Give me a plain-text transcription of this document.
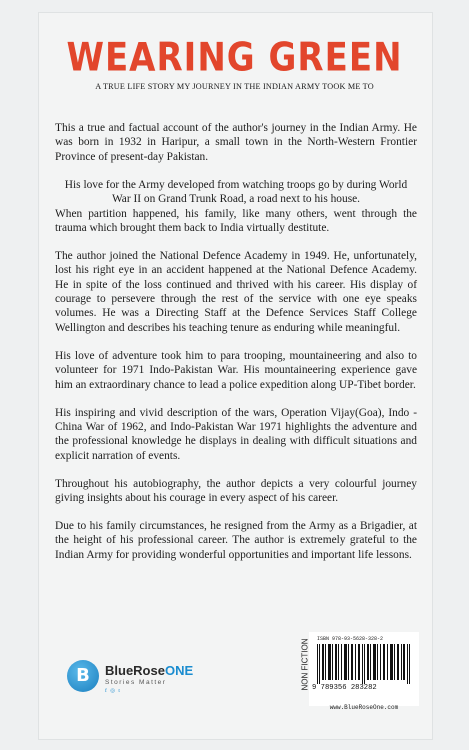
WEARING GREEN
A TRUE LIFE STORY MY JOURNEY IN THE INDIAN ARMY TOOK ME TO

This a true and factual account of the author's journey in the Indian Army. He was born in 1932 in Haripur, a small town in the North-Western Frontier Province of present-day Pakistan.

His love for the Army developed from watching troops go by during World War II on Grand Trunk Road, a road next to his house.

When partition happened, his family, like many others, went through the trauma which brought them back to India virtually destitute.

The author joined the National Defence Academy in 1949. He, unfortunately, lost his right eye in an accident happened at the National Defence Academy. He in spite of the loss continued and thrived with his career. His display of courage to persevere through the rest of the service with one eye speaks volumes. He was a Directing Staff at the Defence Services Staff College Wellington and describes his teaching tenure as enduring while meaningful.

His love of adventure took him to para trooping, mountaineering and also to volunteer for 1971 Indo-Pakistan War. His mountaineering experience gave him an extraordinary chance to lead a police expedition along UP-Tibet border.

His inspiring and vivid description of the wars, Operation Vijay(Goa), Indo -China War of 1962, and Indo-Pakistan War 1971 highlights the adventure and the professional knowledge he displays in dealing with difficult situations and explicit narration of events.

Throughout his autobiography, the author depicts a very colourful journey giving insights about his courage in every aspect of his career.

Due to his family circumstances, he resigned from the Army as a Brigadier, at the height of his professional career. The author is extremely grateful to the Indian Army for providing wonderful opportunities and important life lessons.

B	BlueRoseONE
Stories Matter
f ◎ t
NON FICTION ISBN 978-93-5628-328-2
9 789356 283282
www.BlueRoseOne.com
****************************************
» **What to do**: Do not copy the pictures, but repeat every line exactly.

» **Final result**:
Give me a plain-text transcription of this document.
WEARING GREEN
A TRUE LIFE STORY MY JOURNEY IN THE INDIAN ARMY TOOK ME TO

This a true and factual account of the author's journey in the Indian Army. He was born in 1932 in Haripur, a small town in the North-Western Frontier Province of present-day Pakistan.

His love for the Army developed from watching troops go by during World War II on Grand Trunk Road, a road next to his house.

When partition happened, his family, like many others, went through the trauma which brought them back to India virtually destitute.

The author joined the National Defence Academy in 1949. He, unfortunately, lost his right eye in an accident happened at the National Defence Academy. He in spite of the loss continued and thrived with his career. His display of courage to persevere through the rest of the service with one eye speaks volumes. He was a Directing Staff at the Defence Services Staff College Wellington and describes his teaching tenure as enduring while meaningful.

His love of adventure took him to para trooping, mountaineering and also to volunteer for 1971 Indo-Pakistan War. His mountaineering experience gave him an extraordinary chance to lead a police expedition along UP-Tibet border.

His inspiring and vivid description of the wars, Operation Vijay(Goa), Indo -China War of 1962, and Indo-Pakistan War 1971 highlights the adventure and the professional knowledge he displays in dealing with difficult situations and explicit narration of events.

Throughout his autobiography, the author depicts a very colourful journey giving insights about his courage in every aspect of his career.

Due to his family circumstances, he resigned from the Army as a Brigadier, at the height of his professional career. The author is extremely grateful to the Indian Army for providing wonderful opportunities and important life lessons.

B	BlueRoseONE
Stories Matter
f ◎ t
NON FICTION ISBN 978-93-5628-328-2
9 789356 283282
www.BlueRoseOne.com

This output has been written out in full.